**Challenge**
Repeat every record below exactly, but leave out any pictures.

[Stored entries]
########

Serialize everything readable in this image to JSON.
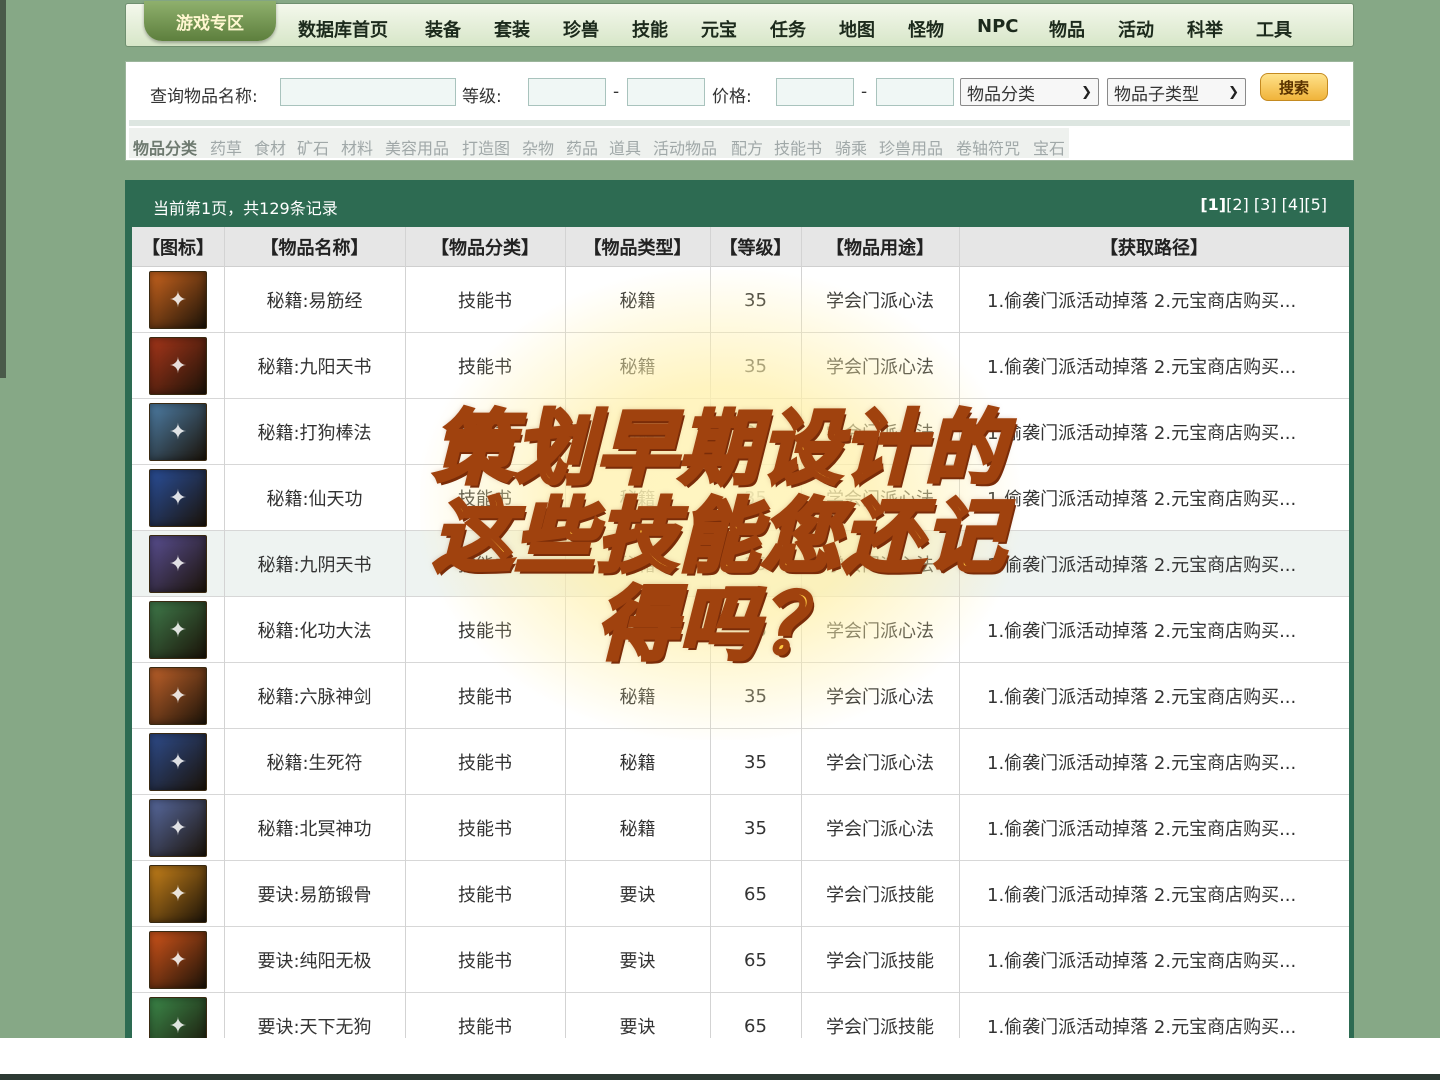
{
  "nav": {
    "zone_label": "游戏专区",
    "items": [
      "数据库首页",
      "装备",
      "套装",
      "珍兽",
      "技能",
      "元宝",
      "任务",
      "地图",
      "怪物",
      "NPC",
      "物品",
      "活动",
      "科举",
      "工具"
    ]
  },
  "search": {
    "name_label": "查询物品名称:",
    "level_label": "等级:",
    "range_dash": "-",
    "price_label": "价格:",
    "category_select": "物品分类",
    "subtype_select": "物品子类型",
    "button": "搜索"
  },
  "categories": [
    "物品分类",
    "药草",
    "食材",
    "矿石",
    "材料",
    "美容用品",
    "打造图",
    "杂物",
    "药品",
    "道具",
    "活动物品",
    "配方",
    "技能书",
    "骑乘",
    "珍兽用品",
    "卷轴符咒",
    "宝石"
  ],
  "results": {
    "summary": "当前第1页，共129条记录",
    "pages": [
      "[1]",
      "[2]",
      "[3]",
      "[4]",
      "[5]"
    ]
  },
  "table": {
    "headers": [
      "【图标】",
      "【物品名称】",
      "【物品分类】",
      "【物品类型】",
      "【等级】",
      "【物品用途】",
      "【获取路径】"
    ],
    "rows": [
      {
        "name": "秘籍:易筋经",
        "category": "技能书",
        "type": "秘籍",
        "level": "35",
        "use": "学会门派心法",
        "path": "1.偷袭门派活动掉落 2.元宝商店购买...",
        "icon": "book-fire-icon",
        "color": "#c9641e"
      },
      {
        "name": "秘籍:九阳天书",
        "category": "技能书",
        "type": "秘籍",
        "level": "35",
        "use": "学会门派心法",
        "path": "1.偷袭门派活动掉落 2.元宝商店购买...",
        "icon": "gift-box-icon",
        "color": "#a8361a"
      },
      {
        "name": "秘籍:打狗棒法",
        "category": "技能书",
        "type": "秘籍",
        "level": "35",
        "use": "学会门派心法",
        "path": "1.偷袭门派活动掉落 2.元宝商店购买...",
        "icon": "scroll-icon",
        "color": "#4e7ea6"
      },
      {
        "name": "秘籍:仙天功",
        "category": "技能书",
        "type": "秘籍",
        "level": "35",
        "use": "学会门派心法",
        "path": "1.偷袭门派活动掉落 2.元宝商店购买...",
        "icon": "blue-book-icon",
        "color": "#2a4f9a"
      },
      {
        "name": "秘籍:九阴天书",
        "category": "技能书",
        "type": "秘籍",
        "level": "35",
        "use": "学会门派心法",
        "path": "1.偷袭门派活动掉落 2.元宝商店购买...",
        "icon": "purple-book-icon",
        "color": "#5a4f92"
      },
      {
        "name": "秘籍:化功大法",
        "category": "技能书",
        "type": "秘籍",
        "level": "35",
        "use": "学会门派心法",
        "path": "1.偷袭门派活动掉落 2.元宝商店购买...",
        "icon": "green-book-icon",
        "color": "#3f7a4a"
      },
      {
        "name": "秘籍:六脉神剑",
        "category": "技能书",
        "type": "秘籍",
        "level": "35",
        "use": "学会门派心法",
        "path": "1.偷袭门派活动掉落 2.元宝商店购买...",
        "icon": "book-stack-icon",
        "color": "#c0622a"
      },
      {
        "name": "秘籍:生死符",
        "category": "技能书",
        "type": "秘籍",
        "level": "35",
        "use": "学会门派心法",
        "path": "1.偷袭门派活动掉落 2.元宝商店购买...",
        "icon": "rune-scroll-icon",
        "color": "#2e4c8c"
      },
      {
        "name": "秘籍:北冥神功",
        "category": "技能书",
        "type": "秘籍",
        "level": "35",
        "use": "学会门派心法",
        "path": "1.偷袭门派活动掉落 2.元宝商店购买...",
        "icon": "map-scroll-icon",
        "color": "#586aa0"
      },
      {
        "name": "要诀:易筋锻骨",
        "category": "技能书",
        "type": "要诀",
        "level": "65",
        "use": "学会门派技能",
        "path": "1.偷袭门派活动掉落 2.元宝商店购买...",
        "icon": "kick-figure-icon",
        "color": "#c8821a"
      },
      {
        "name": "要诀:纯阳无极",
        "category": "技能书",
        "type": "要诀",
        "level": "65",
        "use": "学会门派技能",
        "path": "1.偷袭门派活动掉落 2.元宝商店购买...",
        "icon": "figure-burst-icon",
        "color": "#d0541a"
      },
      {
        "name": "要诀:天下无狗",
        "category": "技能书",
        "type": "要诀",
        "level": "65",
        "use": "学会门派技能",
        "path": "1.偷袭门派活动掉落 2.元宝商店购买...",
        "icon": "green-lightning-icon",
        "color": "#3c8a4a"
      }
    ]
  },
  "overlay": {
    "line1": "策划早期设计的",
    "line2": "这些技能您还记",
    "line3": "得吗？"
  }
}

########

**Output below**
Serialize everything readable in this image to JSON.
{
  "nav": {
    "zone_label": "游戏专区",
    "items": [
      "数据库首页",
      "装备",
      "套装",
      "珍兽",
      "技能",
      "元宝",
      "任务",
      "地图",
      "怪物",
      "NPC",
      "物品",
      "活动",
      "科举",
      "工具"
    ]
  },
  "search": {
    "name_label": "查询物品名称:",
    "level_label": "等级:",
    "range_dash": "-",
    "price_label": "价格:",
    "category_select": "物品分类",
    "subtype_select": "物品子类型",
    "button": "搜索"
  },
  "categories": [
    "物品分类",
    "药草",
    "食材",
    "矿石",
    "材料",
    "美容用品",
    "打造图",
    "杂物",
    "药品",
    "道具",
    "活动物品",
    "配方",
    "技能书",
    "骑乘",
    "珍兽用品",
    "卷轴符咒",
    "宝石"
  ],
  "results": {
    "summary": "当前第1页，共129条记录",
    "pages": [
      "[1]",
      "[2]",
      "[3]",
      "[4]",
      "[5]"
    ]
  },
  "table": {
    "headers": [
      "【图标】",
      "【物品名称】",
      "【物品分类】",
      "【物品类型】",
      "【等级】",
      "【物品用途】",
      "【获取路径】"
    ],
    "rows": [
      {
        "name": "秘籍:易筋经",
        "category": "技能书",
        "type": "秘籍",
        "level": "35",
        "use": "学会门派心法",
        "path": "1.偷袭门派活动掉落 2.元宝商店购买...",
        "icon": "book-fire-icon",
        "color": "#c9641e"
      },
      {
        "name": "秘籍:九阳天书",
        "category": "技能书",
        "type": "秘籍",
        "level": "35",
        "use": "学会门派心法",
        "path": "1.偷袭门派活动掉落 2.元宝商店购买...",
        "icon": "gift-box-icon",
        "color": "#a8361a"
      },
      {
        "name": "秘籍:打狗棒法",
        "category": "技能书",
        "type": "秘籍",
        "level": "35",
        "use": "学会门派心法",
        "path": "1.偷袭门派活动掉落 2.元宝商店购买...",
        "icon": "scroll-icon",
        "color": "#4e7ea6"
      },
      {
        "name": "秘籍:仙天功",
        "category": "技能书",
        "type": "秘籍",
        "level": "35",
        "use": "学会门派心法",
        "path": "1.偷袭门派活动掉落 2.元宝商店购买...",
        "icon": "blue-book-icon",
        "color": "#2a4f9a"
      },
      {
        "name": "秘籍:九阴天书",
        "category": "技能书",
        "type": "秘籍",
        "level": "35",
        "use": "学会门派心法",
        "path": "1.偷袭门派活动掉落 2.元宝商店购买...",
        "icon": "purple-book-icon",
        "color": "#5a4f92"
      },
      {
        "name": "秘籍:化功大法",
        "category": "技能书",
        "type": "秘籍",
        "level": "35",
        "use": "学会门派心法",
        "path": "1.偷袭门派活动掉落 2.元宝商店购买...",
        "icon": "green-book-icon",
        "color": "#3f7a4a"
      },
      {
        "name": "秘籍:六脉神剑",
        "category": "技能书",
        "type": "秘籍",
        "level": "35",
        "use": "学会门派心法",
        "path": "1.偷袭门派活动掉落 2.元宝商店购买...",
        "icon": "book-stack-icon",
        "color": "#c0622a"
      },
      {
        "name": "秘籍:生死符",
        "category": "技能书",
        "type": "秘籍",
        "level": "35",
        "use": "学会门派心法",
        "path": "1.偷袭门派活动掉落 2.元宝商店购买...",
        "icon": "rune-scroll-icon",
        "color": "#2e4c8c"
      },
      {
        "name": "秘籍:北冥神功",
        "category": "技能书",
        "type": "秘籍",
        "level": "35",
        "use": "学会门派心法",
        "path": "1.偷袭门派活动掉落 2.元宝商店购买...",
        "icon": "map-scroll-icon",
        "color": "#586aa0"
      },
      {
        "name": "要诀:易筋锻骨",
        "category": "技能书",
        "type": "要诀",
        "level": "65",
        "use": "学会门派技能",
        "path": "1.偷袭门派活动掉落 2.元宝商店购买...",
        "icon": "kick-figure-icon",
        "color": "#c8821a"
      },
      {
        "name": "要诀:纯阳无极",
        "category": "技能书",
        "type": "要诀",
        "level": "65",
        "use": "学会门派技能",
        "path": "1.偷袭门派活动掉落 2.元宝商店购买...",
        "icon": "figure-burst-icon",
        "color": "#d0541a"
      },
      {
        "name": "要诀:天下无狗",
        "category": "技能书",
        "type": "要诀",
        "level": "65",
        "use": "学会门派技能",
        "path": "1.偷袭门派活动掉落 2.元宝商店购买...",
        "icon": "green-lightning-icon",
        "color": "#3c8a4a"
      }
    ]
  },
  "overlay": {
    "line1": "策划早期设计的",
    "line2": "这些技能您还记",
    "line3": "得吗？"
  }
}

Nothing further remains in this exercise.